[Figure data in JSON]
-- BEGIN --

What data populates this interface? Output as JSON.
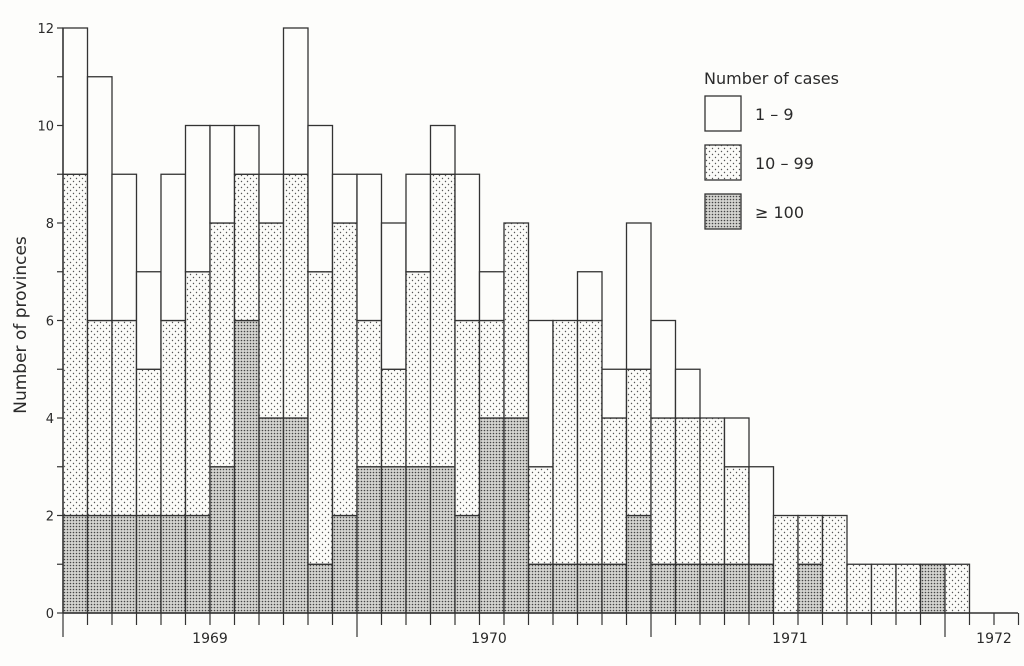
{
  "chart_data": {
    "type": "bar",
    "stacked": true,
    "xlabel": "",
    "ylabel": "Number of provinces",
    "ylim": [
      0,
      12
    ],
    "y_ticks": [
      "0",
      "2",
      "4",
      "6",
      "8",
      "10",
      "12"
    ],
    "x_tick_labels": [
      "1969",
      "1970",
      "1971",
      "1972"
    ],
    "legend_title": "Number of cases",
    "legend_position": "top-right",
    "grid": false,
    "series": [
      {
        "name": "≥ 100",
        "pattern": "dense-dots",
        "values": [
          2,
          2,
          2,
          2,
          2,
          2,
          3,
          6,
          4,
          4,
          1,
          2,
          3,
          3,
          3,
          3,
          2,
          4,
          4,
          1,
          1,
          1,
          1,
          2,
          1,
          1,
          1,
          1,
          1,
          0,
          1,
          0,
          0,
          0,
          0,
          1,
          0
        ]
      },
      {
        "name": "10 – 99",
        "pattern": "sparse-dots",
        "values": [
          7,
          4,
          4,
          3,
          4,
          5,
          5,
          3,
          4,
          5,
          6,
          6,
          3,
          2,
          4,
          6,
          4,
          2,
          4,
          2,
          5,
          5,
          3,
          3,
          3,
          3,
          3,
          2,
          0,
          2,
          1,
          2,
          1,
          1,
          1,
          0,
          1
        ]
      },
      {
        "name": "1 – 9",
        "pattern": "blank",
        "values": [
          3,
          5,
          3,
          2,
          3,
          3,
          2,
          1,
          1,
          3,
          3,
          1,
          3,
          3,
          2,
          1,
          3,
          1,
          0,
          3,
          0,
          1,
          1,
          3,
          2,
          1,
          0,
          1,
          2,
          0,
          0,
          0,
          0,
          0,
          0,
          0,
          0
        ]
      }
    ]
  }
}
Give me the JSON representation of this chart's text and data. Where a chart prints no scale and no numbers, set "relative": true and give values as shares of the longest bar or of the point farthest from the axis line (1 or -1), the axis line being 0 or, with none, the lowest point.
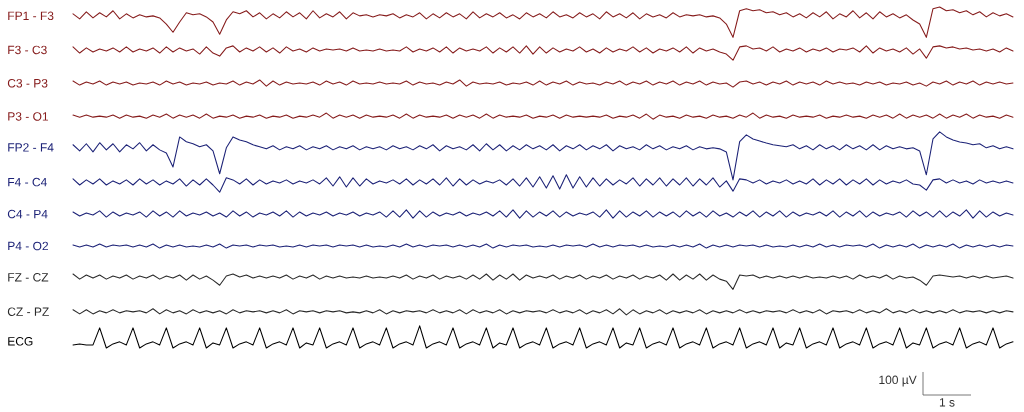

-- END --

Reproduce each entry precisely, dropping only the pictures.

What data populates this interface? Output as JSON.
{
  "chart_data": {
    "type": "bar",
    "stacked": true,
    "xlabel": "",
    "ylabel": "Number of provinces",
    "ylim": [
      0,
      12
    ],
    "y_ticks": [
      "0",
      "2",
      "4",
      "6",
      "8",
      "10",
      "12"
    ],
    "x_tick_labels": [
      "1969",
      "1970",
      "1971",
      "1972"
    ],
    "legend_title": "Number of cases",
    "legend_position": "top-right",
    "grid": false,
    "series": [
      {
        "name": "≥ 100",
        "pattern": "dense-dots",
        "values": [
          2,
          2,
          2,
          2,
          2,
          2,
          3,
          6,
          4,
          4,
          1,
          2,
          3,
          3,
          3,
          3,
          2,
          4,
          4,
          1,
          1,
          1,
          1,
          2,
          1,
          1,
          1,
          1,
          1,
          0,
          1,
          0,
          0,
          0,
          0,
          1,
          0
        ]
      },
      {
        "name": "10 – 99",
        "pattern": "sparse-dots",
        "values": [
          7,
          4,
          4,
          3,
          4,
          5,
          5,
          3,
          4,
          5,
          6,
          6,
          3,
          2,
          4,
          6,
          4,
          2,
          4,
          2,
          5,
          5,
          3,
          3,
          3,
          3,
          3,
          2,
          0,
          2,
          1,
          2,
          1,
          1,
          1,
          0,
          1
        ]
      },
      {
        "name": "1 – 9",
        "pattern": "blank",
        "values": [
          3,
          5,
          3,
          2,
          3,
          3,
          2,
          1,
          1,
          3,
          3,
          1,
          3,
          3,
          2,
          1,
          3,
          1,
          0,
          3,
          0,
          1,
          1,
          3,
          2,
          1,
          0,
          1,
          2,
          0,
          0,
          0,
          0,
          0,
          0,
          0,
          0
        ]
      }
    ]
  }
}
Give me the JSON representation of this chart's text and data. Where a chart prints no scale and no numbers, set "relative": true and give values as shares of the longest bar or of the point farthest from the axis line (1 or -1), the axis line being 0 or, with none, the lowest point.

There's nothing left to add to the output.